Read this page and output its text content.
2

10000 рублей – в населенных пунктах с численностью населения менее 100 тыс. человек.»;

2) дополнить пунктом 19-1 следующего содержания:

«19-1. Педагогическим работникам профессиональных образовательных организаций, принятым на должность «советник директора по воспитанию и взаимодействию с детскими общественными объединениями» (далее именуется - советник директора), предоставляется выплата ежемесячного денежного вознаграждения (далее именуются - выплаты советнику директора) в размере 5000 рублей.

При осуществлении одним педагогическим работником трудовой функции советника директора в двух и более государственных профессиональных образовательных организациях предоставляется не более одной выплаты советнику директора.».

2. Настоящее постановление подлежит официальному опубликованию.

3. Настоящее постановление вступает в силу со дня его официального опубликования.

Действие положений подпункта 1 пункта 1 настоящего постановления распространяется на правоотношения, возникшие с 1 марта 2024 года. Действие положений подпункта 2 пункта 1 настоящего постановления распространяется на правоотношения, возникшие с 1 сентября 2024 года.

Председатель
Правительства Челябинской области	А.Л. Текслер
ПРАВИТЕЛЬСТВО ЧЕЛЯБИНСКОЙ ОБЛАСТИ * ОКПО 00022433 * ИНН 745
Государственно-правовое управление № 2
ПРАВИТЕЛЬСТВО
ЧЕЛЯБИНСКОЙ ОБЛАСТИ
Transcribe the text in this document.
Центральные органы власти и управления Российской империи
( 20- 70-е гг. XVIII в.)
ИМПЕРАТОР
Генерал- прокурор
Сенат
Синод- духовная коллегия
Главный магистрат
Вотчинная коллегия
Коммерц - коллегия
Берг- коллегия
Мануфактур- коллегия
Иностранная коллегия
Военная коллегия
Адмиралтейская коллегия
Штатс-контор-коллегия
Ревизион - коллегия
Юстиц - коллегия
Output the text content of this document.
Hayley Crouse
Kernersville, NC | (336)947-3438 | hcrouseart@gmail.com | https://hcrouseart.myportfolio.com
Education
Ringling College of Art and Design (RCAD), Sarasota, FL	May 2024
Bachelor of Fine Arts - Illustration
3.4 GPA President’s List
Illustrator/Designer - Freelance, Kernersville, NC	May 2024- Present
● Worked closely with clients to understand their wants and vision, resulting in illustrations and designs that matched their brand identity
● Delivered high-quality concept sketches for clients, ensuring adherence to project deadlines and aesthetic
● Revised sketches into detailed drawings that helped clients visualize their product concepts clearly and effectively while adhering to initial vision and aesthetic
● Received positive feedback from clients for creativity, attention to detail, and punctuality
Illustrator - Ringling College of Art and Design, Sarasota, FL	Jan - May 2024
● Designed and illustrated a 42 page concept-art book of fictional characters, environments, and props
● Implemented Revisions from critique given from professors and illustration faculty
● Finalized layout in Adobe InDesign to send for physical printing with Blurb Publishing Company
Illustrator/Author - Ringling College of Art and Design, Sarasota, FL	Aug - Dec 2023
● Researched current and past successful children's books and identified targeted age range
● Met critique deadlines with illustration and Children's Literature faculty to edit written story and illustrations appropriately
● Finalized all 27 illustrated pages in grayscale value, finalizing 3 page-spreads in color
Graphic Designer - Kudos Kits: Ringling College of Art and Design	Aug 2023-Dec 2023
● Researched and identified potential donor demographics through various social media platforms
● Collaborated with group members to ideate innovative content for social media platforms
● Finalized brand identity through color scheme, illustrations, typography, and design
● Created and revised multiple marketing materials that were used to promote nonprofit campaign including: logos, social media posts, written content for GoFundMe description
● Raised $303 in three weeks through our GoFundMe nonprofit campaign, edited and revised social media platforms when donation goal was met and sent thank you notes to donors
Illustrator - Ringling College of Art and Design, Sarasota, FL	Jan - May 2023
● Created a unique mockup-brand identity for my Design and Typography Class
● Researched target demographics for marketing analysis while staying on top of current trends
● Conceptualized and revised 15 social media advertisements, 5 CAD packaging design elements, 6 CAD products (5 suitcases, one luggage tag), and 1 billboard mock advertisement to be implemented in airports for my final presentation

TASK BRIEF:
Select all lines in the listing that include the word "ПРАВИТЕЛЬСТВО".

EXPECTED ANSWER:
ПРАВИТЕЛЬСТВО ЧЕЛЯБИНСКОЙ ОБЛАСТИ * ОКПО 00022433 * ИНН 745
ПРАВИТЕЛЬСТВО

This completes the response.